● **WHAT IS NEEDED**:
Work through the data below line by line and say how many lines hold "Weight"; give only the number.
:: DATA PROVIDED ::
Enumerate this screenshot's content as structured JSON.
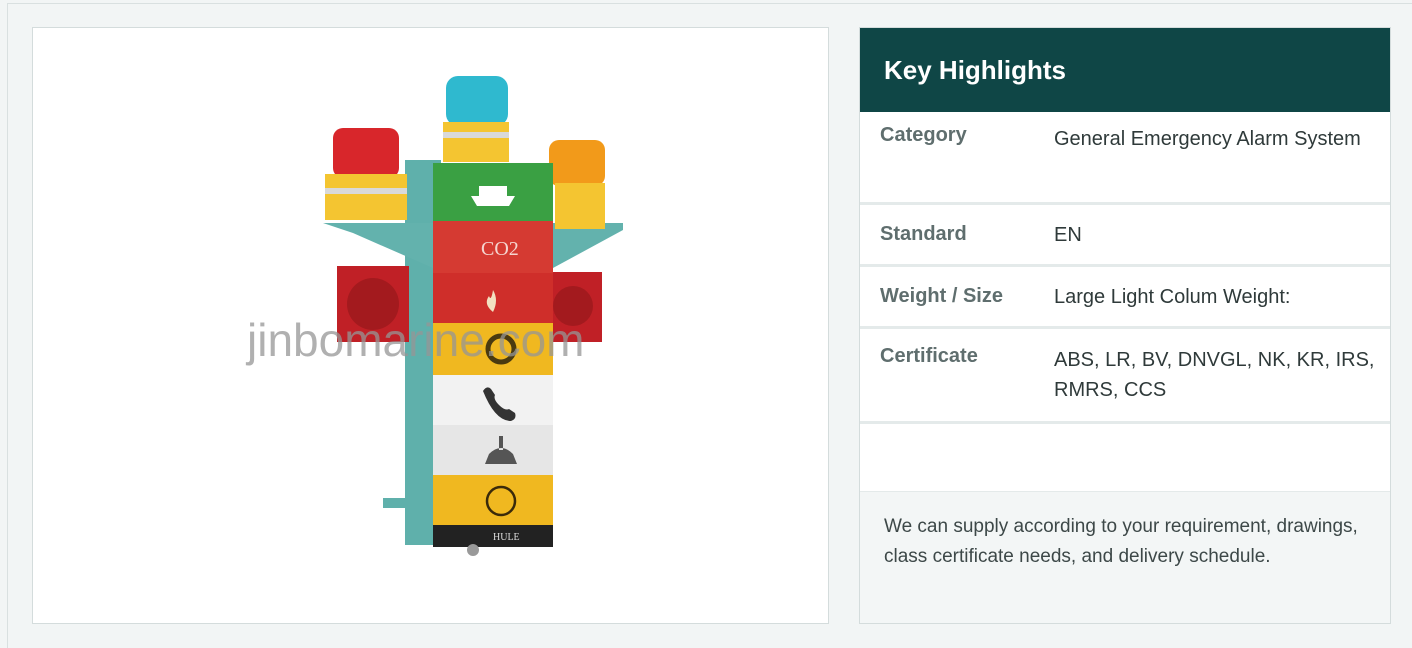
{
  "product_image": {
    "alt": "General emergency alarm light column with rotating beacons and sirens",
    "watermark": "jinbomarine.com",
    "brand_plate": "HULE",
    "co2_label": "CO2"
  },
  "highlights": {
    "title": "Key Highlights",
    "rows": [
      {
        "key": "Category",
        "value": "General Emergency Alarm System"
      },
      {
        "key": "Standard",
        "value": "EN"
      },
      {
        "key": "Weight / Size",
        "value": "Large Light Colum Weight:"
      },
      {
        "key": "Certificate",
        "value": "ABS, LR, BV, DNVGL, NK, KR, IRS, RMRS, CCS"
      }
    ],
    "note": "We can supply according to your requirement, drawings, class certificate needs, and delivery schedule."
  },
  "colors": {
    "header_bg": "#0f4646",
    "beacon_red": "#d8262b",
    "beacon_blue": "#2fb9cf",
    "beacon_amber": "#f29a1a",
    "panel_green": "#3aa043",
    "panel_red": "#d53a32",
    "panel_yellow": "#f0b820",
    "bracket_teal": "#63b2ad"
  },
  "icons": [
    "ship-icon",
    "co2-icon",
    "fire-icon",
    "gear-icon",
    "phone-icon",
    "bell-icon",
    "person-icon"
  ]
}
:::
● **RESULT BELOW**:
2